• **READING TEXT**

=== Section Start ===

North Hills Garden Tour w/ Lauren Nagoda and Chris & Tom Brockmeyer
Location: Two home gardens in North Hills/McCandless (~10 minutes apart, addresses will be sent the day before the tour)
Date: Saturday, August 17th
Time: 10am – 12pm
Limited space! (Registration will close the Thursday before the event.)
Lauren Nagoda’s Garden
Back in December 2021, we moved into our new house, greeted by a yard that was mostly just grass and a whole bunch of pushy invasive plants taking over the place. Spent the winter just staring out at it, dreaming up ways to jazz it up.
Come spring 2022, I rolled up my sleeves and got to work. Dug out all sorts of funky-shaped garden beds, kicked out as much grass as I could, and even threw in a raised veggie patch for good measure.
The front yard got a bit of a break over the summer while I let the grass die off, but come fall, I was back at it, planting like there was no tomorrow.
Last summer, I took on the backyard slope, wrestling with invasive plants left and right. I’m still learning as I go, and while I can’t claim to be 100% native just yet, things are definitely looking up.
Nowadays, our yard’s like a party for nature, with birds chirping, moths flapping, butterflies fluttering, and who knows what else dropping by for a good time.

=== Section End ===

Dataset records
=== Section Start ===

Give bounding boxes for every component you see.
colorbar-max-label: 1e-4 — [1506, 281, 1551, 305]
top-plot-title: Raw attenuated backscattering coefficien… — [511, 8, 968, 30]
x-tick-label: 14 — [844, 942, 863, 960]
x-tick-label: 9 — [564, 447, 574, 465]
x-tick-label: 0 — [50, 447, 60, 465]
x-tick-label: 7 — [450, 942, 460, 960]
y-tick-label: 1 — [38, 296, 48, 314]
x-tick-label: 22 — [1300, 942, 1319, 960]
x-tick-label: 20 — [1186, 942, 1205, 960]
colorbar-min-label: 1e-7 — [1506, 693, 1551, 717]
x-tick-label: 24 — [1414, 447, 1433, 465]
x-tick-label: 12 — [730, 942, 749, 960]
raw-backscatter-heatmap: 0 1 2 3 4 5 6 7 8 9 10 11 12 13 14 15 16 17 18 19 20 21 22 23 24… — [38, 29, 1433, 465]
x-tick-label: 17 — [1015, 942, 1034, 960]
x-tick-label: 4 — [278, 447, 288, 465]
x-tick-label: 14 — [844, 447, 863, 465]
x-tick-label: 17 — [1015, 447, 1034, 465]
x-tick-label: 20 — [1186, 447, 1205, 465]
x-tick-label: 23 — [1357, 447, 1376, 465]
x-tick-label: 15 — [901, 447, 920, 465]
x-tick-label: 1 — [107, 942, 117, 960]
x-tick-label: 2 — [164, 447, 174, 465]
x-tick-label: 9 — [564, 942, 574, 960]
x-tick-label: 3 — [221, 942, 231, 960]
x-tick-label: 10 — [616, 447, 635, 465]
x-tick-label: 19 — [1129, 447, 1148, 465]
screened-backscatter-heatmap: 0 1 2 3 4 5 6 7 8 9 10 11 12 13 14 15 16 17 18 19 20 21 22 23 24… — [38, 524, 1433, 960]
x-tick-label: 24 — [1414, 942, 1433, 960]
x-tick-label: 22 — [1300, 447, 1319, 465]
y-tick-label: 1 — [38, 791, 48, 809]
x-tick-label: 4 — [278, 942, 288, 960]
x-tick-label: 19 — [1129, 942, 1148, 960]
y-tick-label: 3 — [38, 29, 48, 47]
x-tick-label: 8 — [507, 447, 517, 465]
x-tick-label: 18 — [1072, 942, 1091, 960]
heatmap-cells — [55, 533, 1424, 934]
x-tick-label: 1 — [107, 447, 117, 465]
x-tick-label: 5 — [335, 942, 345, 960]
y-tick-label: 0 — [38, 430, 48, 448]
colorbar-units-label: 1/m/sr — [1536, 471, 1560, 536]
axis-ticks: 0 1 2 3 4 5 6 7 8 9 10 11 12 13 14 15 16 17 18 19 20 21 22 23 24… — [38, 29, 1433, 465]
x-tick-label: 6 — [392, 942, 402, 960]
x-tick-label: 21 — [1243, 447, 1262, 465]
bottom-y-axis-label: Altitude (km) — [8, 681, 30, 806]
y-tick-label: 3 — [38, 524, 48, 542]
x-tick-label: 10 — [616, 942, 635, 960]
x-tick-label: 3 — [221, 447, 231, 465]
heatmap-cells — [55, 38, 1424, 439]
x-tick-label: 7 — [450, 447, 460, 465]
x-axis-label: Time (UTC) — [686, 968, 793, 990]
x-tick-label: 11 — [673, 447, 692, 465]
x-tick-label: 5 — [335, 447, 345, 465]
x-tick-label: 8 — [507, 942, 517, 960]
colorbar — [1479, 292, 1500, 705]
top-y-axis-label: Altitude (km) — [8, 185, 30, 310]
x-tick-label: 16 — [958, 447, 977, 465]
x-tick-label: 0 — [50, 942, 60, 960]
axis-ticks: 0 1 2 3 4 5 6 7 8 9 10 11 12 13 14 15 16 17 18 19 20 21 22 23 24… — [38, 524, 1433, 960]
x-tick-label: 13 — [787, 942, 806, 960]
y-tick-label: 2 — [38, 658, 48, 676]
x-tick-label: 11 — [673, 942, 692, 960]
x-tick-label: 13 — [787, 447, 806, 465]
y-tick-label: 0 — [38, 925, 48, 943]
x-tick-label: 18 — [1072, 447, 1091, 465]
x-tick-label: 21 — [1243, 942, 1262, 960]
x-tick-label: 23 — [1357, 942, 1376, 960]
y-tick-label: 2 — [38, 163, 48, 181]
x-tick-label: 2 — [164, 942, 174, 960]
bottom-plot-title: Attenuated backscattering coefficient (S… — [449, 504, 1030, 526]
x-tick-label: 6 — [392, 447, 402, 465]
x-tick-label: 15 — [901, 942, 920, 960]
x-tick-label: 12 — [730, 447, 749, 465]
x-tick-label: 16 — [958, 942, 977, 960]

=== Section End ===

• **ACTIVITY**
Reproduce the stretch of the garden tour page from "Last summer, I" through "a good time.", word for word.

• **ANSWER SECTION**
Last summer, I took on the backyard slope, wrestling with invasive plants left and right. I’m still learning as I go, and while I can’t claim to be 100% native just yet, things are definitely looking up.
Nowadays, our yard’s like a party for nature, with birds chirping, moths flapping, butterflies fluttering, and who knows what else dropping by for a good time.